PROBLEM STATEMENT: Go through the listing below and list every line with "pleasure".

DATASET RECORDS:
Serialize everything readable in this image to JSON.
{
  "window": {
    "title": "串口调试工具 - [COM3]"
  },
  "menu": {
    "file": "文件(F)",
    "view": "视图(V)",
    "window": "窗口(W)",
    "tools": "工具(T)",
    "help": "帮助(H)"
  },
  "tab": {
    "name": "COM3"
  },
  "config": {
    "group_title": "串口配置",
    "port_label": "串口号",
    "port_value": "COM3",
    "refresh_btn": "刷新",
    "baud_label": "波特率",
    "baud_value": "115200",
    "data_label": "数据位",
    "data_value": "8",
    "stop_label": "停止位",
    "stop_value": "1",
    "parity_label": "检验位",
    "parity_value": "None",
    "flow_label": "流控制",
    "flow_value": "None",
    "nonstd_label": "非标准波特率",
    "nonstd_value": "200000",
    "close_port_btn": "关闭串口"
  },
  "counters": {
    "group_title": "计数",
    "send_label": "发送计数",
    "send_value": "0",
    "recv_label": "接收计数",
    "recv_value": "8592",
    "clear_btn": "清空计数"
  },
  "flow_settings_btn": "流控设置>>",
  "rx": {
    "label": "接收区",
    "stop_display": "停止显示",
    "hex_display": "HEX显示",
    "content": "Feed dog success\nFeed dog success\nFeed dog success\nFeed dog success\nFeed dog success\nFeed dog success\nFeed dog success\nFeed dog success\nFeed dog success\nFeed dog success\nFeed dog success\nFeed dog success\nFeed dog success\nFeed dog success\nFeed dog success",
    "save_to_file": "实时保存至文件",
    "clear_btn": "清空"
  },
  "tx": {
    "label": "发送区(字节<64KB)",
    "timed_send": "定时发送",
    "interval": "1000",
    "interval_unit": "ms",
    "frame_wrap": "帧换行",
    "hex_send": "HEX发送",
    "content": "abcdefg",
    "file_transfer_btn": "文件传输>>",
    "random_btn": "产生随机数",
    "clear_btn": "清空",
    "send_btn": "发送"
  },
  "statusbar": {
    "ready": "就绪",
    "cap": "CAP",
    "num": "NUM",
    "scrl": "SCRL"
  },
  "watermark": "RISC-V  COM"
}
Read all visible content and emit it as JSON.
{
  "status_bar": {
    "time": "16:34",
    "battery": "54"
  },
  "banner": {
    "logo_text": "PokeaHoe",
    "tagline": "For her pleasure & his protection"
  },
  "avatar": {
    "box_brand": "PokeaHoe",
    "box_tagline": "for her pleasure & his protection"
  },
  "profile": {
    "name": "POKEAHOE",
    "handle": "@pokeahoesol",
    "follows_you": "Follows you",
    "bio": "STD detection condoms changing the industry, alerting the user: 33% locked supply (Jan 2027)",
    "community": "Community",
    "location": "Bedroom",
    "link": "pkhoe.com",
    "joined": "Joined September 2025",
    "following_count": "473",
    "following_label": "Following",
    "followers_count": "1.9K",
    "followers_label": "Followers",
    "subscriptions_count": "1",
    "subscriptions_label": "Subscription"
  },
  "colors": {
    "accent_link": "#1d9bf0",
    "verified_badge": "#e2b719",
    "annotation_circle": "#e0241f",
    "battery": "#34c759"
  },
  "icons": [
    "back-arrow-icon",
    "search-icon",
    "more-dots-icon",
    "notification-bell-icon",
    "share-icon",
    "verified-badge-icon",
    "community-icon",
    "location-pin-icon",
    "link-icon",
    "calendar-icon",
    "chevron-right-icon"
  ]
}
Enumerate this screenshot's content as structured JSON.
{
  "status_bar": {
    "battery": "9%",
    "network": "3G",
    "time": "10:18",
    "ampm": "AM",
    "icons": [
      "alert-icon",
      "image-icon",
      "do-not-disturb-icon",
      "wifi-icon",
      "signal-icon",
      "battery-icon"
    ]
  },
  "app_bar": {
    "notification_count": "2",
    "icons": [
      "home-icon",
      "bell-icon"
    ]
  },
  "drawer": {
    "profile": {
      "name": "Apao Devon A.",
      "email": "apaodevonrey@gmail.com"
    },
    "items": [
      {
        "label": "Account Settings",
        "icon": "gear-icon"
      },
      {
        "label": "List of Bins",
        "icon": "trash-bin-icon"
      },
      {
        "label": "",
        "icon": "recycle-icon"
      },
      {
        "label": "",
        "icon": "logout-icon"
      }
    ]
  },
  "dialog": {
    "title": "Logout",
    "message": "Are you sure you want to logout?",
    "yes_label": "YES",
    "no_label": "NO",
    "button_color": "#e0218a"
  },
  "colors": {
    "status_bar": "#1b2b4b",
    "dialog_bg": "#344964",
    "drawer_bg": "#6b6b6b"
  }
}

EXERCISE ANSWER:
    "tagline": "For her pleasure & his protection"
    "box_tagline": "for her pleasure & his protection"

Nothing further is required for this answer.